> _What is asked_
Every line below that holds the string "this" should be copied out.

> _Material supplied_

/---

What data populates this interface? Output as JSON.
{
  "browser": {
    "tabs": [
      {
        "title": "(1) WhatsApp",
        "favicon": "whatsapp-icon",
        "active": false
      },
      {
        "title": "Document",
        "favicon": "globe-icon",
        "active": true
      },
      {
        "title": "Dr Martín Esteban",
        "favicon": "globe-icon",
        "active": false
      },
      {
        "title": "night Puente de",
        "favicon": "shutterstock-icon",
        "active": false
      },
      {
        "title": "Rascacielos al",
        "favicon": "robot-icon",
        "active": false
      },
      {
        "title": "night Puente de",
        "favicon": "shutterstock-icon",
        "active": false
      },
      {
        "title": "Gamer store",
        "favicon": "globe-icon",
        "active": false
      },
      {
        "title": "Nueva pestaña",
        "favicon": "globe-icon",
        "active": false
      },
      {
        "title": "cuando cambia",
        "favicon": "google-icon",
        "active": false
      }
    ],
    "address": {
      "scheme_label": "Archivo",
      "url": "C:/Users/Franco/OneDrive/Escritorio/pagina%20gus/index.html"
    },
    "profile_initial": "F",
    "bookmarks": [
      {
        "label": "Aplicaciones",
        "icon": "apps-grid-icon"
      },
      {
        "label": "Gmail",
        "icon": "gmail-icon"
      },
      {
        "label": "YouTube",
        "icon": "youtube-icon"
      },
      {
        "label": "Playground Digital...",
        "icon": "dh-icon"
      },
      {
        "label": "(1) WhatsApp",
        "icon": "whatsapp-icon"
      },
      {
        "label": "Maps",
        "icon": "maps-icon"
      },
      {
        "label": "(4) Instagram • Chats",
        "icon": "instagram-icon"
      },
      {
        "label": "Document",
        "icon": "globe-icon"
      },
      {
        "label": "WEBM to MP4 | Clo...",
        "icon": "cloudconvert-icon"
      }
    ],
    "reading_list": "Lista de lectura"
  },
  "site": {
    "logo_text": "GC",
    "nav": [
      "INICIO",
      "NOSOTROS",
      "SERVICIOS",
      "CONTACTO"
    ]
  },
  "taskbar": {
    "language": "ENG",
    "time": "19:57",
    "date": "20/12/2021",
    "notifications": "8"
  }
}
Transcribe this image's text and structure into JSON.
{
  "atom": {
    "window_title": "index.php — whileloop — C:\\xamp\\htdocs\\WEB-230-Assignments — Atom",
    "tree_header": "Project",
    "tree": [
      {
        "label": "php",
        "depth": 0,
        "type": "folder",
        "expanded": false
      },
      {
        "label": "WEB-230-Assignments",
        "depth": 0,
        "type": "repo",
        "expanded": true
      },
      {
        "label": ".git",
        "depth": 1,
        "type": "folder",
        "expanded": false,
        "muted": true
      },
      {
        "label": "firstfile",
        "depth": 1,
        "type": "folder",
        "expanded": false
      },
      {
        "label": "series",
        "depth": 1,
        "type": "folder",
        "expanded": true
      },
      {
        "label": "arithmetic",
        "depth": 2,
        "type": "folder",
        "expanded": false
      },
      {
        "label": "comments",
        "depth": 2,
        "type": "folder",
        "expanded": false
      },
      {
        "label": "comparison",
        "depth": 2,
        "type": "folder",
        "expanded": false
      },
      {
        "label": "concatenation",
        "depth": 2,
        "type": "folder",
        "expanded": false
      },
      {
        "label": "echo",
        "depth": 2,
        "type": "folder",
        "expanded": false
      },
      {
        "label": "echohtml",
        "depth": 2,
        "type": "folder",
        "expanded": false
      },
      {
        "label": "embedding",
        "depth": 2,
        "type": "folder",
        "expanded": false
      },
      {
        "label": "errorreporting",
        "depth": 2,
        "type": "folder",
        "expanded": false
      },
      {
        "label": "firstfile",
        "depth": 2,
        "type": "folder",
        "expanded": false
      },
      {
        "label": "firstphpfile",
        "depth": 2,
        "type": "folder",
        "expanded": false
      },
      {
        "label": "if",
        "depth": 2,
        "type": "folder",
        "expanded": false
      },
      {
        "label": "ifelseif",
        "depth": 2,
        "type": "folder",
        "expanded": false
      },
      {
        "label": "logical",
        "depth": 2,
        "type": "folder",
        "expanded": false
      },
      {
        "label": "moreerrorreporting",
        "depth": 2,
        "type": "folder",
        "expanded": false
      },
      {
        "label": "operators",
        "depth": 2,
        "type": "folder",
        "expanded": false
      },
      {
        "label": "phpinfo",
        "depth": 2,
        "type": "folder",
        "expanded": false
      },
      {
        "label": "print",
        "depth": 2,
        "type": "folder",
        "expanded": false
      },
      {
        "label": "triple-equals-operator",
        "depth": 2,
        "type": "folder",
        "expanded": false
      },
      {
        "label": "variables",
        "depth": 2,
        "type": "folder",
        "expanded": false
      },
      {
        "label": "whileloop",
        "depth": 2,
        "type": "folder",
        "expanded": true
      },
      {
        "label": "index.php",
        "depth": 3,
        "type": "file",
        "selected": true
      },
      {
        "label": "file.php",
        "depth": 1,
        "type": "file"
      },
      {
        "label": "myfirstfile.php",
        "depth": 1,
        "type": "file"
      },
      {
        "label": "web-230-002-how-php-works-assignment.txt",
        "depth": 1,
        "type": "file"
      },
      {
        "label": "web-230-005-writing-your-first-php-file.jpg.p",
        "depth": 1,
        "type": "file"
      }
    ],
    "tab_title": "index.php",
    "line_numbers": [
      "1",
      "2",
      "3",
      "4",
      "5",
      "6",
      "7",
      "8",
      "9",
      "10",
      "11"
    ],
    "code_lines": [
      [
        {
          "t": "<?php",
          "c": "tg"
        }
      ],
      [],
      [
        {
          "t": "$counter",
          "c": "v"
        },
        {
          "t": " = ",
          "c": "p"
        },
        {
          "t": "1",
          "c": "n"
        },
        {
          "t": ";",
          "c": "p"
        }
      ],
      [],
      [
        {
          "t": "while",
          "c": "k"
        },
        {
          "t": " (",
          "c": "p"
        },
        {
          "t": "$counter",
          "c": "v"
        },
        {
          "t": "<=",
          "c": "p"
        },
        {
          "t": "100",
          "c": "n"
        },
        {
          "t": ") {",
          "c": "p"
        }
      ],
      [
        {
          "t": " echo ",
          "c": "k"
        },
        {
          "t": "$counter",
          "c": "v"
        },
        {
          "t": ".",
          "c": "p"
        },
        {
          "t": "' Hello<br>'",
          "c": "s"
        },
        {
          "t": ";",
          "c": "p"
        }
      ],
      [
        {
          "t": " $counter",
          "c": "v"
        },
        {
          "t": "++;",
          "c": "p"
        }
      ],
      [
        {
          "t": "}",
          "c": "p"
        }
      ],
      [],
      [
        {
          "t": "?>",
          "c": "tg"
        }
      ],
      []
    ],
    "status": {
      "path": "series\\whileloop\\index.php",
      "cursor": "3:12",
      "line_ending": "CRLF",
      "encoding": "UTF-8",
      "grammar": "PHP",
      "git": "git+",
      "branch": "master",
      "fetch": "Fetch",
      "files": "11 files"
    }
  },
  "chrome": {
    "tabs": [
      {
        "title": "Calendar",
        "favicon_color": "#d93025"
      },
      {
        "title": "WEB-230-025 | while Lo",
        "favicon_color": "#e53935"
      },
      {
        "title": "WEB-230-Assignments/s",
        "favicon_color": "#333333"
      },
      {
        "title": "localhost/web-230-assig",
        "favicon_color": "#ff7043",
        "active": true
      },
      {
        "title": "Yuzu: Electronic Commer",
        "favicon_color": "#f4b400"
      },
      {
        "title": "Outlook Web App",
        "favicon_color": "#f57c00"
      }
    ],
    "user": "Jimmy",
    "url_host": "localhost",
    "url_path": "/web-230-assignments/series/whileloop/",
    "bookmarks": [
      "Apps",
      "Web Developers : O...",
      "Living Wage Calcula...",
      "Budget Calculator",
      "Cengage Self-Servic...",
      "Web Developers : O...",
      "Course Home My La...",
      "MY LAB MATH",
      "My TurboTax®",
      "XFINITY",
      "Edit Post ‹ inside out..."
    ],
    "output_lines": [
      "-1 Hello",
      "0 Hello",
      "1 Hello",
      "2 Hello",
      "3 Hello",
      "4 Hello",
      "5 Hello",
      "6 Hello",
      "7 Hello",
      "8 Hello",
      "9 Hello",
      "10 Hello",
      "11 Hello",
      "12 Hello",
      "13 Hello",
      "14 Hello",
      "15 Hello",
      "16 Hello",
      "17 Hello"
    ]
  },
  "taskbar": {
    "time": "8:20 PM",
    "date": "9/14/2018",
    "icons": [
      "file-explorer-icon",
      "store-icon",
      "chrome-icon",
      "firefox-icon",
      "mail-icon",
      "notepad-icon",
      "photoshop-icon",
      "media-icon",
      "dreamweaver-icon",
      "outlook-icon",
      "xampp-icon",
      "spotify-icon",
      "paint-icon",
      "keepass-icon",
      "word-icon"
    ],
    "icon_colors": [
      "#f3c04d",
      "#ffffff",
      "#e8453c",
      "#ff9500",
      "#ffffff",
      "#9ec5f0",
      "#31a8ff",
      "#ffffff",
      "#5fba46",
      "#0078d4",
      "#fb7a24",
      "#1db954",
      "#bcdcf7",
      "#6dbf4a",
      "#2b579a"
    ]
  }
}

\---

> _Task answer_
What data populates this interface? Output as JSON.
Transcribe this image's text and structure into JSON.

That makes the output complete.